▶ [WORK INSTRUCTION 1]:
Quote the passage of the Parkinson disease gene therapy report starting with "Data from 2" and going on through "good ON time.".
▶ [WORK INSTRUCTION 2]:
Continue the report on the Parkinson disease gene therapy trial from where it stops.
::: PAGE EXTRACT
The 6-month follow-up data of a phase 2 study of a .4 x 107 TU dose of gene therapy (AXO-Lenti-PD; Axovant Gene Therapies, New York, NY) for Parkinson disease (PD) treatment showed the gene therapy improved ON time by more than 2-hours. The therapy is delivered to the putamin in a neurosurgical procedure.
This gene therapy is investigational treatment for PD that delivers 3 genes encoding tyrosine hydroxylase, cyclohydrolase 1, and aromatic L-amino acid decarboxylase on a single lentiviral vector. These 3 enzymes are needed to synthesize dopamine from L-dopa to reduce variability and restore steady levels of dopamine in the brain.
Data from 2 participants demonstrated a 21-point mean improvement in the unified PD rating scale (UPDRA) part 3 OFF motor function score, representing a 40% improvement from the baseline average score of 52 in these participants. The total ON time without dyskinesias and ON time with nontroublesome dyskinesias, improved an average of 2.2 hours (from a baseline mean good ON time of 10.2 hours across 4 participants.) All of the participants demonstrated improvement from baseline in diary good ON time.
::::::
::: SUPPLIED ENTRIES
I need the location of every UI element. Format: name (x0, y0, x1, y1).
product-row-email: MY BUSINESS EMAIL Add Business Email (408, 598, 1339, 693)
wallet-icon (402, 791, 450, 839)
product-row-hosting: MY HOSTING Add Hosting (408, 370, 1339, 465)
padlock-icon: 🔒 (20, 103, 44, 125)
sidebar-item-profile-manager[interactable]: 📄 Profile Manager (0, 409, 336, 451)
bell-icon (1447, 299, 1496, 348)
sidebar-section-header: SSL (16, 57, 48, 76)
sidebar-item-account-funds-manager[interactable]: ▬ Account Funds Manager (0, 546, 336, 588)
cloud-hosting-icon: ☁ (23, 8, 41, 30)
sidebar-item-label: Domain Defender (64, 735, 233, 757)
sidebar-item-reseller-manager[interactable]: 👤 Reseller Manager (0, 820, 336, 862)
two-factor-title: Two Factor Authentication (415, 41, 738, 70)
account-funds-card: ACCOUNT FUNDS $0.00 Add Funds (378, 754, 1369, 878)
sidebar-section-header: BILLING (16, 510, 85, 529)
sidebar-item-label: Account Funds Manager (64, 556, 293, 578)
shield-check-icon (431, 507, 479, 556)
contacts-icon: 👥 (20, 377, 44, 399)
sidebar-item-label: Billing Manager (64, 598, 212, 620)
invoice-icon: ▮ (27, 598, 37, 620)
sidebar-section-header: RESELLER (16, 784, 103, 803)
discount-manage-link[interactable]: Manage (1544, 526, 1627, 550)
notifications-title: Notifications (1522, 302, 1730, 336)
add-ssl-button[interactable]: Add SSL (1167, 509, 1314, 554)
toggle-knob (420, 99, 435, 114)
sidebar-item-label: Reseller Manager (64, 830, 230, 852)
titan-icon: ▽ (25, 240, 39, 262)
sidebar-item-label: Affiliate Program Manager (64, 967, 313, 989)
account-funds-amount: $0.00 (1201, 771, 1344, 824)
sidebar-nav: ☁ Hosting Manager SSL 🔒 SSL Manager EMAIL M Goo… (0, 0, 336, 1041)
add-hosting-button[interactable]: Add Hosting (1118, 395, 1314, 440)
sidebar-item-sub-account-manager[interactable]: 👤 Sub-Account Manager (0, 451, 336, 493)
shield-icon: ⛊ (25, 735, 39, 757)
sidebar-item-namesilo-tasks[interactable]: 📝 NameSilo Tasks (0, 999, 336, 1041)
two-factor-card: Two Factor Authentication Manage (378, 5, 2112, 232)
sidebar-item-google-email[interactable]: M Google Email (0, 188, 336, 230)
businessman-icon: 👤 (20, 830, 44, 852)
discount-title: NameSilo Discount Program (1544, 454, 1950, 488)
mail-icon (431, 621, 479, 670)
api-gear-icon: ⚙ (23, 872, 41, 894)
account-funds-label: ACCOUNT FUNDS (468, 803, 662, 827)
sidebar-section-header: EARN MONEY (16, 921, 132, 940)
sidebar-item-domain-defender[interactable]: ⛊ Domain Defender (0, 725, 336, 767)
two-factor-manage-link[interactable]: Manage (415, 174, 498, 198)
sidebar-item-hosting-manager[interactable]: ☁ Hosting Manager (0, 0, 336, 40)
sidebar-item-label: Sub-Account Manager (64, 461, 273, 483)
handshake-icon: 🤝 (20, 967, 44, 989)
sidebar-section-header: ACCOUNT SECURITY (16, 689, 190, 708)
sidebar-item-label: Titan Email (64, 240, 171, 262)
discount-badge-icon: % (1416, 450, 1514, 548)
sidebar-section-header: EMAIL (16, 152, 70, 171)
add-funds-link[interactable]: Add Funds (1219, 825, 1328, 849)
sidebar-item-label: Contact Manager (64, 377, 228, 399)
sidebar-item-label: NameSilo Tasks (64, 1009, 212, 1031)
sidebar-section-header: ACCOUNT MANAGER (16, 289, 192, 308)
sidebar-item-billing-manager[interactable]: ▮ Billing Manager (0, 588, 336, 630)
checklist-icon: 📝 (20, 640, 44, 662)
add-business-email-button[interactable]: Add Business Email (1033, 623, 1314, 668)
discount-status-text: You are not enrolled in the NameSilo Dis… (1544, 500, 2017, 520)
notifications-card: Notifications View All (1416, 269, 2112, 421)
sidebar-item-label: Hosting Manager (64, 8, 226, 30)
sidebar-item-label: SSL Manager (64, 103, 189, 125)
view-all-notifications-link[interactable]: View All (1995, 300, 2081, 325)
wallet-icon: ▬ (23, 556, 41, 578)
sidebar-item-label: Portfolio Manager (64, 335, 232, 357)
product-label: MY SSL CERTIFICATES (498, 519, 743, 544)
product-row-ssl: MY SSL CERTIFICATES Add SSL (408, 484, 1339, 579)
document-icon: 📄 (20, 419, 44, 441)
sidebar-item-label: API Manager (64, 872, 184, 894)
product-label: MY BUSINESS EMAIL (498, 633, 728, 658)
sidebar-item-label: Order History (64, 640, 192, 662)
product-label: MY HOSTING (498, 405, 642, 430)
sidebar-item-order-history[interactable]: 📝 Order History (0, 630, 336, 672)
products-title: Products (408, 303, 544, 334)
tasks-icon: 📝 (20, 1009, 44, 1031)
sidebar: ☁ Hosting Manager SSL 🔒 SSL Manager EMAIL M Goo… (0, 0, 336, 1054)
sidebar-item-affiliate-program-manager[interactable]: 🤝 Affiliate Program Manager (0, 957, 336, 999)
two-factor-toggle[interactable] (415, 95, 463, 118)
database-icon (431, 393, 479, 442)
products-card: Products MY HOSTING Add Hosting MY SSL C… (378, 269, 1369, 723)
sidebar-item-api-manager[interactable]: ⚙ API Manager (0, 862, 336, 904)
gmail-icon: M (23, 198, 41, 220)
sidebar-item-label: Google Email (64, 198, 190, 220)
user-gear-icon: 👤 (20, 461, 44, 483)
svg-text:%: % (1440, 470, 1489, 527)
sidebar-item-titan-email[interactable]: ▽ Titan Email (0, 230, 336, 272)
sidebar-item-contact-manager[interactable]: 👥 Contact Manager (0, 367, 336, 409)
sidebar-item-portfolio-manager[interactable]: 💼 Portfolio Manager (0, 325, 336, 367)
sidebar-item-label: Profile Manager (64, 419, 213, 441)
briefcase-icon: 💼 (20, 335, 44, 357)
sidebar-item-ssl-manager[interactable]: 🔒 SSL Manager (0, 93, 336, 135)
::::::
▶ [TASK ANSWER 1]:
Data from 2 participants demonstrated a 21-point mean improvement in the unified PD rating scale (UPDRA) part 3 OFF motor function score, representing a 40% improvement from the baseline average score of 52 in these participants. The total ON time without dyskinesias and ON time with nontroublesome dyskinesias, improved an average of 2.2 hours (from a baseline mean good ON time of 10.2 hours across 4 participants.) All of the participants demonstrated improvement from baseline in diary good ON time.

▶ [TASK ANSWER 2]:
OFF time decreased by an average of 2.3 hours, baseline OFF time 5.8 hours, across the 4 participants. All participants demonstrated improvement from baseline in OFF time. A 14-point mean improvement was seen in 2 evaluable participants in Cohort 2 on the UPDRS part 2 OFF score, which assesses activities of daily living, representing a 71% improvement from baseline.
The SUNRISE-PD study was a open-label, dose-escalation phase 2 trial of AXO-Lenti-PD for the treatment of PD. The 4 participants in the study had an average age of 57 years and an average duration of PD of 13 years. With the completion of this cohort, the gene therapy will be investigated for safety and tolerability of a higher volume and flow rate to increase putaminal coverage and decrease operating room time.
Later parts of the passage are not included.